:: Gezeigter Text ::

Die Pläne der Bundesregierung, im Zusammenhang mit den Sparmaßnahmen die Lkw-Maut auszuweiten, sorgen für Empörung bei den Betroffenen. Die Zusage der Koalition, in dieser Legislaturperiode die Lkw-Maut nicht zu erhöhen, müsse verlässlich bleiben und auch eine Ausdehnung der Maut auf weitere Bundesstraßen einschließen, forderte der Bundesverband Wirtschaft, Verkehr und Logistik (BWVL).

Der Mettmanner Logistikunternehmer Heinz Scharrenberg ergänzt: "Jetzt wird für uns die Belastung unerträglich. Denn es wird gerade im regionalen Lastverkehr extrem schwer, höhere Kosten auch an Abnehmer weiterzugeben."

Tatsächlich rechnet der VSL NRW mit rund 6000 Euro pro Jahr an zusätzlichen Kosten für einen durchschnittlichen Lkw der Klasse Euro III, wenn die Maut künftig auch für das Befahren vierspuriger Landstraßen fällig wird. Die bisherige Maut für Autobahnen kostet bereits rund 20.000 Euro pro Lkw und Jahr, schätzt der Verband.

:: Übungsdaten ::
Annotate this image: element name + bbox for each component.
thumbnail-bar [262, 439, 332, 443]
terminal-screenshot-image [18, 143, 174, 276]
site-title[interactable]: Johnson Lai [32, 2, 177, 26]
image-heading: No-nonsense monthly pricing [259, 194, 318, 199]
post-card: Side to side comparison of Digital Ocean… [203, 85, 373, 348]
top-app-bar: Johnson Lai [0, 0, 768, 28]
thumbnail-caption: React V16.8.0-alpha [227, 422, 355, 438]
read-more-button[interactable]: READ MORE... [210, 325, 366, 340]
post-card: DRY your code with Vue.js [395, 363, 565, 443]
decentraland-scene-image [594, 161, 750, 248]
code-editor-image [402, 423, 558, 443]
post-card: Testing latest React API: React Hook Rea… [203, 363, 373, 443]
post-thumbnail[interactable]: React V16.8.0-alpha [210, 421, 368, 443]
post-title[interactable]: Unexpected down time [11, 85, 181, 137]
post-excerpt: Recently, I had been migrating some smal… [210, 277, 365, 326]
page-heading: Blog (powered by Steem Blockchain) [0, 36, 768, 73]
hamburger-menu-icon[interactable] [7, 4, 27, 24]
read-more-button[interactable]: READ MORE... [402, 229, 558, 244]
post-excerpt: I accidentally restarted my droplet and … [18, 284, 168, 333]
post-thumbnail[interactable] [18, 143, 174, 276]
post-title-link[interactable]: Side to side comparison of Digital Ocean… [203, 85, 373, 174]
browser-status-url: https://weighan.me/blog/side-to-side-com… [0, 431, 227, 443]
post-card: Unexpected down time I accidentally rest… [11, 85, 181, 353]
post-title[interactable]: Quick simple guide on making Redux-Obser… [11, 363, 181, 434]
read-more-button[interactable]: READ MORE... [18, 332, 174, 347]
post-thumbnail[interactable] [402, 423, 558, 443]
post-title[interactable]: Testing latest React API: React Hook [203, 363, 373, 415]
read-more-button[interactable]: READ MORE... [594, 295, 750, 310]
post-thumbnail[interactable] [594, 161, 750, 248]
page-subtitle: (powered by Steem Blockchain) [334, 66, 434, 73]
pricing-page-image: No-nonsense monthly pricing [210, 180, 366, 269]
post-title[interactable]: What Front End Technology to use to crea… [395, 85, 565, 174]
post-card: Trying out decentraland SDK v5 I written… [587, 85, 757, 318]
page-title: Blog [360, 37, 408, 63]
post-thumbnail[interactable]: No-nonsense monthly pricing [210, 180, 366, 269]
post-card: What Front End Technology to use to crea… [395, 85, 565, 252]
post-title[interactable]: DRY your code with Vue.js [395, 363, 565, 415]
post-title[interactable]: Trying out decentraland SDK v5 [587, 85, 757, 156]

:: Zu erledigende Aufgaben ::
1 – Wie hoch sind laut dem Text zur Lkw-Maut die bisherigen Kosten der Autobahnmaut pro Lkw und Jahr nach Schätzung des Verbands?
2 – Prüfe bitte, ob die Aussagen (a), (b) und (c) mit dem Text zur Lkw-Maut übereinstimmen. Antworte jeweils mit Ja oder Nein und zitiere die entscheidenden Worte des Textes.
(a) Der BWVL verlangt, dass die Zusage der Koalition, die Lkw-Maut nicht zu erhöhen, verlässlich bleibt.
(b) Laut Heinz Scharrenberg lassen sich höhere Kosten im regionalen Lastverkehr leicht an Abnehmer weitergeben.
(c) Der VSL NRW rechnet mit zusätzlichen Kosten von rund 6000 Euro pro Jahr für einen durchschnittlichen Lkw der Klasse Euro V.

:: Antworten ::
1 – Rund 20.000 Euro pro Lkw und Jahr.

2 –
(a) Ja: „Die Zusage der Koalition, in dieser Legislaturperiode die Lkw-Maut nicht zu erhöhen, müsse verlässlich bleiben“
(b) Nein: „es wird gerade im regionalen Lastverkehr extrem schwer, höhere Kosten auch an Abnehmer weiterzugeben“
(c) Nein: „rund 6000 Euro pro Jahr an zusätzlichen Kosten für einen durchschnittlichen Lkw der Klasse Euro III“